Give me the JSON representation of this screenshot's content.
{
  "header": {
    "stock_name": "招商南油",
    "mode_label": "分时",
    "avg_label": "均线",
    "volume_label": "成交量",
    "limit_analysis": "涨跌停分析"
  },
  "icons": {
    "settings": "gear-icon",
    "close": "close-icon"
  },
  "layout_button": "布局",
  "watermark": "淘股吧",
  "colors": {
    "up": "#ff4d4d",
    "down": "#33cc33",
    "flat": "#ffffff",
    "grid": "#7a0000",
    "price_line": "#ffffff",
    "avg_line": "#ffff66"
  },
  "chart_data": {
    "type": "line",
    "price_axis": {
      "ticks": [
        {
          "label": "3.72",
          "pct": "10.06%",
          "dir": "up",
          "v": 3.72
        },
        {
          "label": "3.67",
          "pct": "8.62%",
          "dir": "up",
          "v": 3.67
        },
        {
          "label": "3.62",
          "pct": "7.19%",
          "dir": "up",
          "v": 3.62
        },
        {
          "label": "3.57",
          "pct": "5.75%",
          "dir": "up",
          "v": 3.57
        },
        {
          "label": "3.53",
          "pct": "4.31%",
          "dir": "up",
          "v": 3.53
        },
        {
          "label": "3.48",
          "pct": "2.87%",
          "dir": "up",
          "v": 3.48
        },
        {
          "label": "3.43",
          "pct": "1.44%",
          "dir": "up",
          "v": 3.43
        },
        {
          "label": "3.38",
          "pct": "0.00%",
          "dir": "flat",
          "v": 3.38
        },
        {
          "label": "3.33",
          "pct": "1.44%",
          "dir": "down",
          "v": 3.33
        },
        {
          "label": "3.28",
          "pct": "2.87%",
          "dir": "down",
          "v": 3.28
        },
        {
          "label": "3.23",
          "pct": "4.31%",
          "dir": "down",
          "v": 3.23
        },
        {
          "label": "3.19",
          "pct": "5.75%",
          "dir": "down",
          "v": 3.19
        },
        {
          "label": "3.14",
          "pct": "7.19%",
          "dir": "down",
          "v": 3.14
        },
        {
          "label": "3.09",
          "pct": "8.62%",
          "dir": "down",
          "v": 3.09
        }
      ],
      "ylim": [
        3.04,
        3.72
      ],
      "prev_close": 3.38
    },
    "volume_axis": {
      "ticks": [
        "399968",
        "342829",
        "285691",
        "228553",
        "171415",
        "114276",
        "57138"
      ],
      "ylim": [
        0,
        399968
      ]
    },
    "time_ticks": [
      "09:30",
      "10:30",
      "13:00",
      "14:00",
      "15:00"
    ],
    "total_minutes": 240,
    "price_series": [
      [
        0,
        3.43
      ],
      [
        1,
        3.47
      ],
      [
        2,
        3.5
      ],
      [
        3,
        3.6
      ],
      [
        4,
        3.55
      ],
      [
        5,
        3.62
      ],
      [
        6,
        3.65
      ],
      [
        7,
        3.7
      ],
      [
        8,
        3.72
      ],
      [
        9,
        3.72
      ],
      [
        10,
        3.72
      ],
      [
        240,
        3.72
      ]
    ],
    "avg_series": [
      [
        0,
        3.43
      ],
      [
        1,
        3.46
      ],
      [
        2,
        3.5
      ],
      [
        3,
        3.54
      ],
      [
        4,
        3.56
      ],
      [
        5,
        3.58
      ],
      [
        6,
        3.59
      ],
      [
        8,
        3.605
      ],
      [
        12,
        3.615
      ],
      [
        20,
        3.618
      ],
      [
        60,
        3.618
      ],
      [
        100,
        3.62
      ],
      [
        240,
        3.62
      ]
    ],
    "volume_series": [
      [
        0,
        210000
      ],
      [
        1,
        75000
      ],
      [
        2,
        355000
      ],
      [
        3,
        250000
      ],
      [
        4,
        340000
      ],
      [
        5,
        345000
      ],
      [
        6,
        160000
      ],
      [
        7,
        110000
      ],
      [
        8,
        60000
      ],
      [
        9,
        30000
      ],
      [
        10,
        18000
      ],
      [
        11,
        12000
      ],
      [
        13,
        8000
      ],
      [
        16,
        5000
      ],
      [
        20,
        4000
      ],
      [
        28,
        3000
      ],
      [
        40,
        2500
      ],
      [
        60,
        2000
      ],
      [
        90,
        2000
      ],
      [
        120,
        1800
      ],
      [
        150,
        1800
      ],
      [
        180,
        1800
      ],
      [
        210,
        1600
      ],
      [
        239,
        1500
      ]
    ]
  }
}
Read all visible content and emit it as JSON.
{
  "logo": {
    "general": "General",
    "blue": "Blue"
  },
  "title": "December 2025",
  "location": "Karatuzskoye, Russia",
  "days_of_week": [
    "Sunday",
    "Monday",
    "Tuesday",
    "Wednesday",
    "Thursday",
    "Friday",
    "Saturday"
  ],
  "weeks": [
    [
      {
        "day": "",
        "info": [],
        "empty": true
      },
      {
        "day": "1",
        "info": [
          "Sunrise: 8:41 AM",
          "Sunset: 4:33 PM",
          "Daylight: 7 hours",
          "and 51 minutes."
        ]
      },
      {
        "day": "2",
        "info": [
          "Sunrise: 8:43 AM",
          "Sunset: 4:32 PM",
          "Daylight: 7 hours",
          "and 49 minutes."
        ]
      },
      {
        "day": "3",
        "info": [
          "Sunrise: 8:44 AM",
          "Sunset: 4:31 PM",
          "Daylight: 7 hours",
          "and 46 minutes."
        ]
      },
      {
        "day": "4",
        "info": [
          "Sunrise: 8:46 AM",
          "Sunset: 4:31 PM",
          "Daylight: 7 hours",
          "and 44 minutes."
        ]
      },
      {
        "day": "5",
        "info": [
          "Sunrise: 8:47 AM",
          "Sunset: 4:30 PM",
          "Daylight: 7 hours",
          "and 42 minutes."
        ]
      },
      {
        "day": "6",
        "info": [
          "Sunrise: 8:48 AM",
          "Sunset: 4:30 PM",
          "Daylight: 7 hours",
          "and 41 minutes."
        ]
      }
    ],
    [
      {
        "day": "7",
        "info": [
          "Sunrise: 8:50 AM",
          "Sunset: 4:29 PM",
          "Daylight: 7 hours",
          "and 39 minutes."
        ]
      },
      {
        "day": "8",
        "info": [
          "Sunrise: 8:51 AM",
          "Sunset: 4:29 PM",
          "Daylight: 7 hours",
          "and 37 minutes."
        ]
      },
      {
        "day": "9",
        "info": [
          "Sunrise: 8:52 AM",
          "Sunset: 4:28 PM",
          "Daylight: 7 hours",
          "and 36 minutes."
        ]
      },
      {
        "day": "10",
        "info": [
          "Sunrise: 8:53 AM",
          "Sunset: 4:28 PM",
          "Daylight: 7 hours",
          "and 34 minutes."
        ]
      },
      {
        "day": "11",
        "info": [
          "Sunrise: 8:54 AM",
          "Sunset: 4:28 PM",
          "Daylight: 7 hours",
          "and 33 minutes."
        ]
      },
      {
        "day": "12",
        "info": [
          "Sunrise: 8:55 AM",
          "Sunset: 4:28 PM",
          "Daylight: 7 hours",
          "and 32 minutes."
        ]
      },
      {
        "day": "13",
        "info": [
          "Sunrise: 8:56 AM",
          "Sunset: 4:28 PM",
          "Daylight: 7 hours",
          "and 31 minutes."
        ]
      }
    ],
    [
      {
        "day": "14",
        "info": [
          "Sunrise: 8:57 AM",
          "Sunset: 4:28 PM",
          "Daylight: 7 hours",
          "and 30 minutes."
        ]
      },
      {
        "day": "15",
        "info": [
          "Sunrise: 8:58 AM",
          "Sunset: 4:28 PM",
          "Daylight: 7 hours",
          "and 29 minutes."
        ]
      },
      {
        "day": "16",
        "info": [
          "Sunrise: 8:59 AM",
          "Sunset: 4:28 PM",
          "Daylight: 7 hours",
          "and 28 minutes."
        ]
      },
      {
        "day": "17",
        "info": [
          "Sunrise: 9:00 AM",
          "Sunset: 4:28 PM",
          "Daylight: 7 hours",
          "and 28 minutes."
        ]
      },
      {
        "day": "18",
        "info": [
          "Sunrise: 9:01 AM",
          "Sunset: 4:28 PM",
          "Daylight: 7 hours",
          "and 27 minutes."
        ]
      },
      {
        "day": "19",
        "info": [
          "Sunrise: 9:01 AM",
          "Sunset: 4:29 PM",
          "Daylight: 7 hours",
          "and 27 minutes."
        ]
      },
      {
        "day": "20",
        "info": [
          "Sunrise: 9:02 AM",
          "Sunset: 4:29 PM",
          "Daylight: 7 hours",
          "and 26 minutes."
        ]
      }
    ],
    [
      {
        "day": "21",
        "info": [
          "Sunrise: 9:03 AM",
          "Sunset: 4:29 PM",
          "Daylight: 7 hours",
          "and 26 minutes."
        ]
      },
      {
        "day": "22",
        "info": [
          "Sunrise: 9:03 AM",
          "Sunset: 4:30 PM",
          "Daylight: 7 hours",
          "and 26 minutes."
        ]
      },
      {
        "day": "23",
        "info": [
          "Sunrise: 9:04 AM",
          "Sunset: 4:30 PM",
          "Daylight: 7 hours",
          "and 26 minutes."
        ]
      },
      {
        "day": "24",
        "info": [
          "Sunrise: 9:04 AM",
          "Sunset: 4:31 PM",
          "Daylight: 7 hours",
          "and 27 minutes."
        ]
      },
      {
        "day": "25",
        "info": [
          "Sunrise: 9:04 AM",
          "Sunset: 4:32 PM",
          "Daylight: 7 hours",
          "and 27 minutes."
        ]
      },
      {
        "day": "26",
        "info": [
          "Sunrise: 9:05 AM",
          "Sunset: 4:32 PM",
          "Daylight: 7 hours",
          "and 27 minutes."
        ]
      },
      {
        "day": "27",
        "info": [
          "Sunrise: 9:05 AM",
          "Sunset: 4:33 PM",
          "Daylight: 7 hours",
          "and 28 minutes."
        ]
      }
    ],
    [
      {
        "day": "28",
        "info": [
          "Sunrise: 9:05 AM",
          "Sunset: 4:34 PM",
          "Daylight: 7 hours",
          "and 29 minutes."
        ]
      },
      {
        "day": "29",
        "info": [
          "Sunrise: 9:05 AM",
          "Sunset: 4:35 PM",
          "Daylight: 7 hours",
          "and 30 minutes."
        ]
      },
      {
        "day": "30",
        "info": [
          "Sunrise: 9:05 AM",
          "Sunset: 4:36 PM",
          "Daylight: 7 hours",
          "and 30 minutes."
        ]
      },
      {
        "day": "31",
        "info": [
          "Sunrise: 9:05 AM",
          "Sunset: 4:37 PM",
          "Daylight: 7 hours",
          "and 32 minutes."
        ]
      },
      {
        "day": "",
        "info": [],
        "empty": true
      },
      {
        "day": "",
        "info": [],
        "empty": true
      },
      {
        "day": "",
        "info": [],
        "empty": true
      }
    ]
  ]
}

- - -

Task directions – Filter the listing above for the string "JSON" and copy every matching line.

Output for this task –
Give me the JSON representation of this screenshot's content.
Read all visible content and emit it as JSON.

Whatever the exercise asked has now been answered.